** BEGIN **

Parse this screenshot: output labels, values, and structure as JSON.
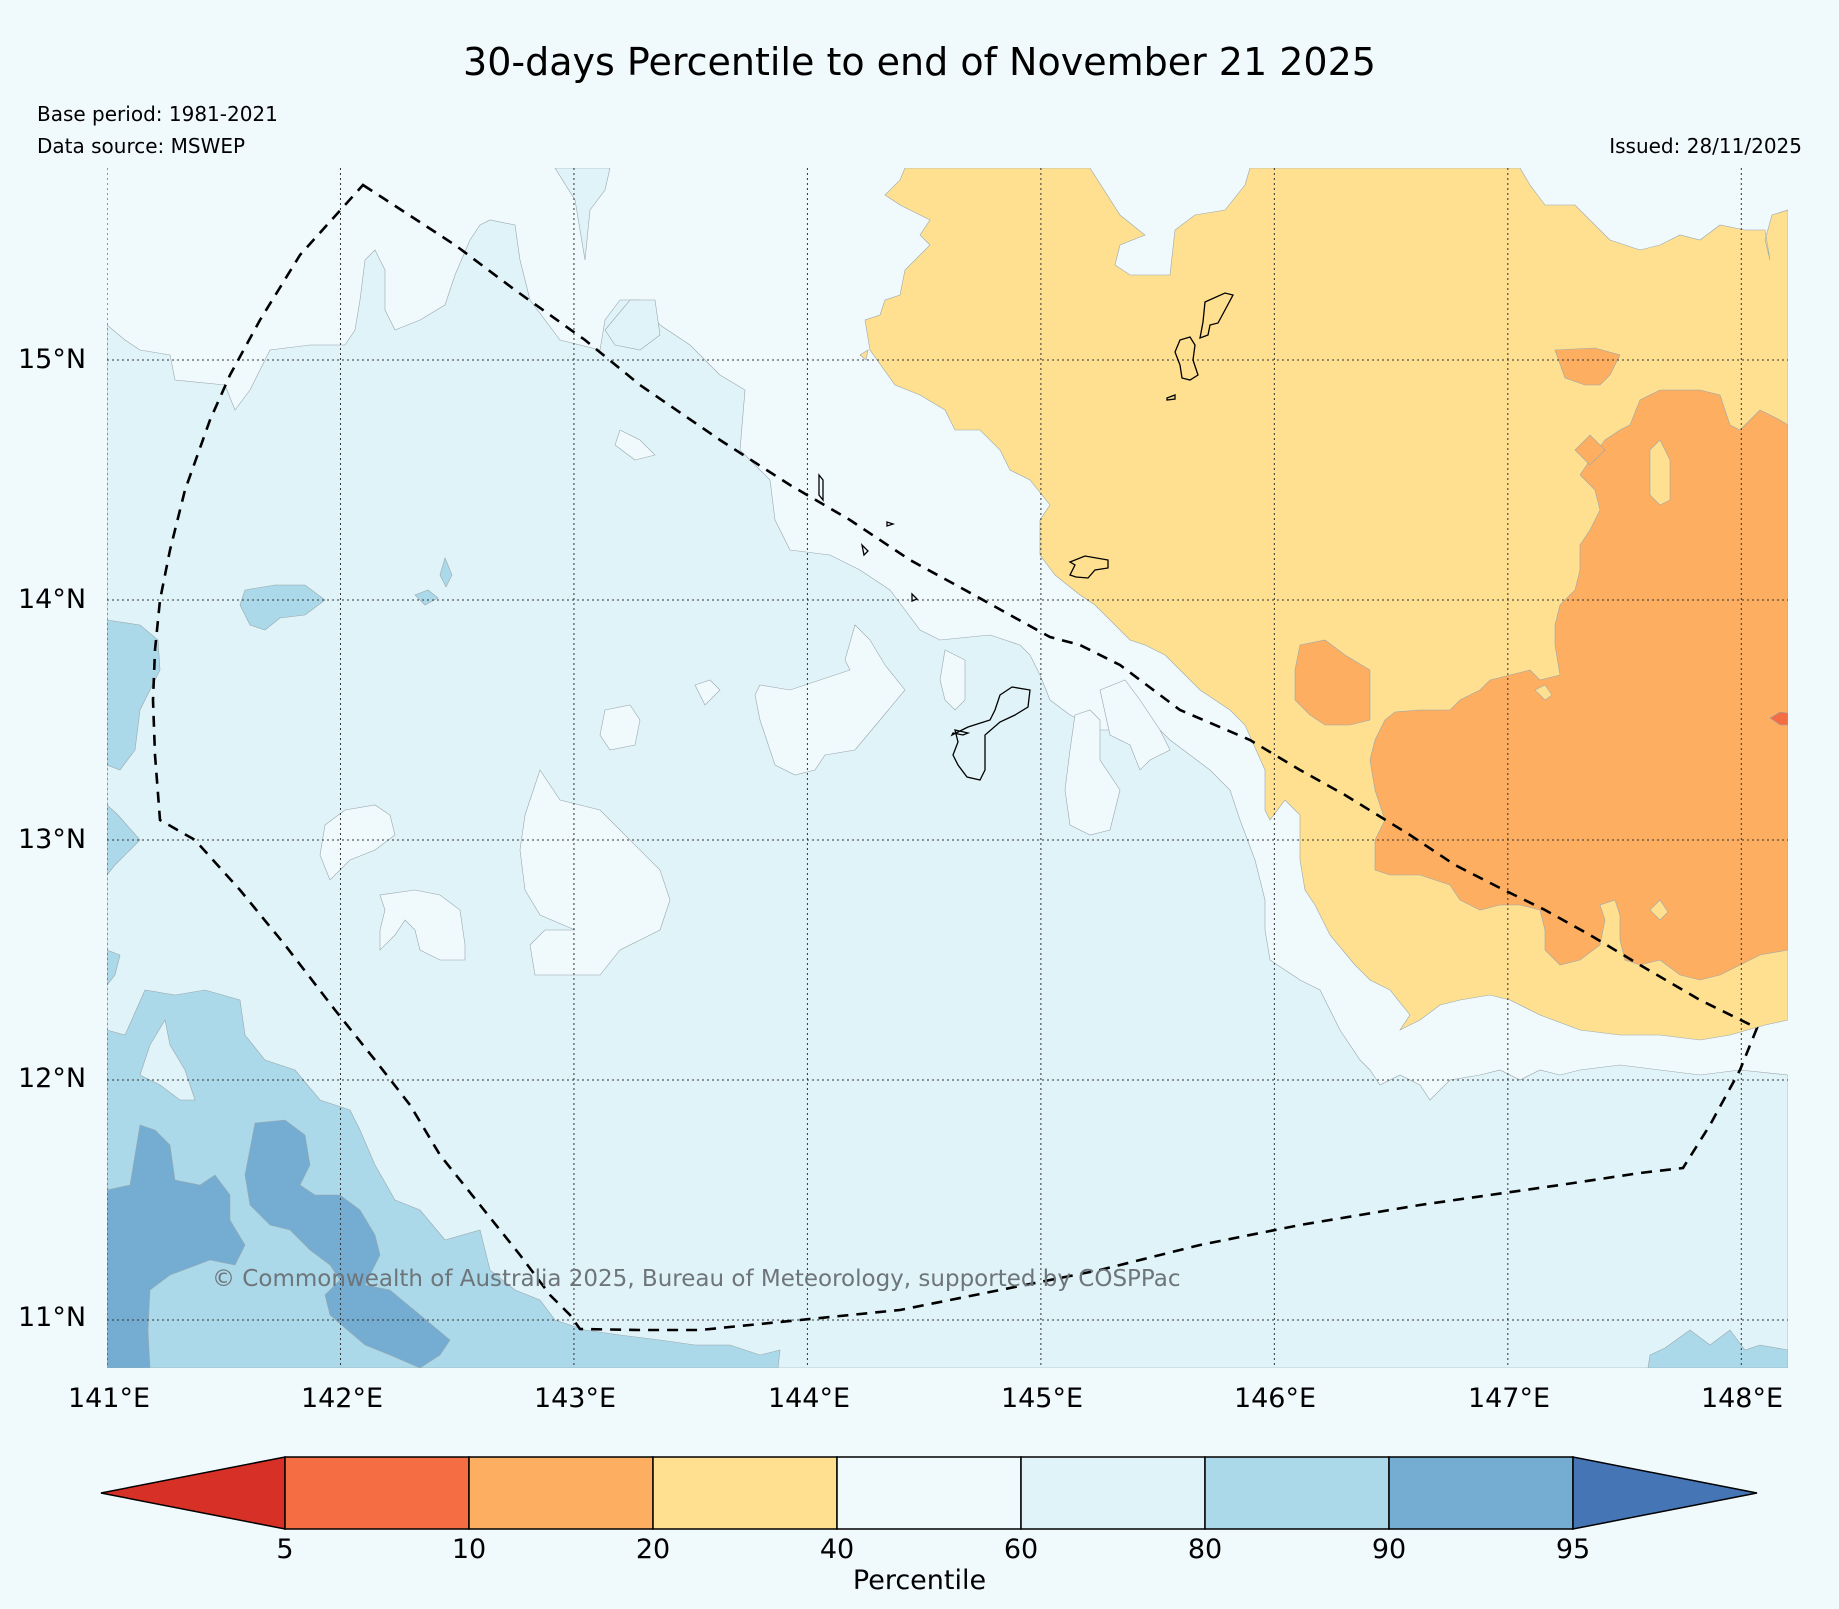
{
  "title": "30-days Percentile to end of November 21 2025",
  "base_period": "Base period: 1981-2021",
  "data_source": "Data source: MSWEP",
  "issued": "Issued: 28/11/2025",
  "copyright": "© Commonwealth of Australia 2025, Bureau of Meteorology, supported by COSPPac",
  "map": {
    "lon_range": [
      141,
      148.2
    ],
    "lat_range": [
      10.8,
      15.8
    ],
    "lon_ticks": [
      "141°E",
      "142°E",
      "143°E",
      "144°E",
      "145°E",
      "146°E",
      "147°E",
      "148°E"
    ],
    "lat_ticks": [
      "15°N",
      "14°N",
      "13°N",
      "12°N",
      "11°N"
    ],
    "grid": true,
    "eez_boundary": "dashed"
  },
  "colorbar": {
    "title": "Percentile",
    "ticks": [
      "5",
      "10",
      "20",
      "40",
      "60",
      "80",
      "90",
      "95"
    ],
    "colors": [
      "#d73027",
      "#f46d43",
      "#fdae61",
      "#fee090",
      "#f0f9fc",
      "#e0f3f8",
      "#abd9e9",
      "#74add1",
      "#4575b4"
    ]
  },
  "colors": {
    "below_40": "#fee090",
    "below_20": "#fdae61",
    "below_10": "#f46d43",
    "above_60": "#e0f3f8",
    "above_80": "#abd9e9",
    "above_90": "#74add1",
    "normal": "#f0f9fc"
  }
}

** END **

DO THIS: All entries must be written out again exactly as given, with no pictures in the copy.

FINISHED TASK:
Parse this screenshot: output labels, values, and structure as JSON.
{
  "title": "30-days Percentile to end of November 21 2025",
  "base_period": "Base period: 1981-2021",
  "data_source": "Data source: MSWEP",
  "issued": "Issued: 28/11/2025",
  "copyright": "© Commonwealth of Australia 2025, Bureau of Meteorology, supported by COSPPac",
  "map": {
    "lon_range": [
      141,
      148.2
    ],
    "lat_range": [
      10.8,
      15.8
    ],
    "lon_ticks": [
      "141°E",
      "142°E",
      "143°E",
      "144°E",
      "145°E",
      "146°E",
      "147°E",
      "148°E"
    ],
    "lat_ticks": [
      "15°N",
      "14°N",
      "13°N",
      "12°N",
      "11°N"
    ],
    "grid": true,
    "eez_boundary": "dashed"
  },
  "colorbar": {
    "title": "Percentile",
    "ticks": [
      "5",
      "10",
      "20",
      "40",
      "60",
      "80",
      "90",
      "95"
    ],
    "colors": [
      "#d73027",
      "#f46d43",
      "#fdae61",
      "#fee090",
      "#f0f9fc",
      "#e0f3f8",
      "#abd9e9",
      "#74add1",
      "#4575b4"
    ]
  },
  "colors": {
    "below_40": "#fee090",
    "below_20": "#fdae61",
    "below_10": "#f46d43",
    "above_60": "#e0f3f8",
    "above_80": "#abd9e9",
    "above_90": "#74add1",
    "normal": "#f0f9fc"
  }
}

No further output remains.